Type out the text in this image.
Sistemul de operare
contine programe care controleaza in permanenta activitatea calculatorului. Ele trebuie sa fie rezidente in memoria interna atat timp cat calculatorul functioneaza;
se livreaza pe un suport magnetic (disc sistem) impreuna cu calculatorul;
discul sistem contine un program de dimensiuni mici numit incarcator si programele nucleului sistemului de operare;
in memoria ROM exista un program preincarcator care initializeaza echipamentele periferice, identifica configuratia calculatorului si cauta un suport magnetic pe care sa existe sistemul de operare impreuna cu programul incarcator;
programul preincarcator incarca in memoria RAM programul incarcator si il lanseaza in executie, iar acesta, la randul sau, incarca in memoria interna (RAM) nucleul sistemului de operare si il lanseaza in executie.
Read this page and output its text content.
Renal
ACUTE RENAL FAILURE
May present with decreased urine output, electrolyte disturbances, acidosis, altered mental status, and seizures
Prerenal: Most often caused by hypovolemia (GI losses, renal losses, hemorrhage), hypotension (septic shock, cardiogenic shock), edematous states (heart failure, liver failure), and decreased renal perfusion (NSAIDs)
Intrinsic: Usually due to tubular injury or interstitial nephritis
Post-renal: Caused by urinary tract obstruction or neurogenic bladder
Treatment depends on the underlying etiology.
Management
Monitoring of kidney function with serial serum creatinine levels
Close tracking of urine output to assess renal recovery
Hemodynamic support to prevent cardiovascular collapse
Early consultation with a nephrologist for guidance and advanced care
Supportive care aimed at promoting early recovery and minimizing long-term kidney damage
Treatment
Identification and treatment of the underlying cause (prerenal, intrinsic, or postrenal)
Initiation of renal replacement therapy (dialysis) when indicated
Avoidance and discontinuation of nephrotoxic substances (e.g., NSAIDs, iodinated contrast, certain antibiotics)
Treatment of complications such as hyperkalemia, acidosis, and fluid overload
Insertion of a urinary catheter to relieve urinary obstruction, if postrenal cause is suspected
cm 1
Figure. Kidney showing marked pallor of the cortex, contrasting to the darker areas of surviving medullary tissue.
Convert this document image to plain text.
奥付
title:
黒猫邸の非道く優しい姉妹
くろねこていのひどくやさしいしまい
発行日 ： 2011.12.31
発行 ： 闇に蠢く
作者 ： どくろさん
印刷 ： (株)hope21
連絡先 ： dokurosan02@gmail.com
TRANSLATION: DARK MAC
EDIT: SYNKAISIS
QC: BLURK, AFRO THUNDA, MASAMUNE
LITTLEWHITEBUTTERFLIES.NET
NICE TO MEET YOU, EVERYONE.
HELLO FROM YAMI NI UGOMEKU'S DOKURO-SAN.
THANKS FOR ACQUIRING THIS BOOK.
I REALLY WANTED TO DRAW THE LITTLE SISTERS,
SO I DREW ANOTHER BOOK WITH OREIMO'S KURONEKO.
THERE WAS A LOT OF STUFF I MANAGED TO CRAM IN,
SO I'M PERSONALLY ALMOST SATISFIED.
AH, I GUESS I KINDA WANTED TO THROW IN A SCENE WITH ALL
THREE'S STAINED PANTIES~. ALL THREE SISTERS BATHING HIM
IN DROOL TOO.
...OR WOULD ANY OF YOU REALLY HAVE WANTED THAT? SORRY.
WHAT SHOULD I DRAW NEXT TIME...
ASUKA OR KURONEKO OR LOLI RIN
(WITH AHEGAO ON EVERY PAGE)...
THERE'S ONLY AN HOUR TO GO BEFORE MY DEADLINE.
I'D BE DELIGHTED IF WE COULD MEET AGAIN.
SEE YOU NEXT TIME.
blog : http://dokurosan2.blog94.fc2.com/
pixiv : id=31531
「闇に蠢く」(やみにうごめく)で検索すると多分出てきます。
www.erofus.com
########################################
* **DIRECTIONS FOR THIS TASK**: Every line that holds the string "contine" should be returned.

* **RESULT OF THIS TASK**:
contine programe care controleaza in permanenta activitatea calculatorului. Ele trebuie sa fie rezidente in memoria interna atat timp cat calculatorul functioneaza;
discul sistem contine un program de dimensiuni mici numit incarcator si programele nucleului sistemului de operare;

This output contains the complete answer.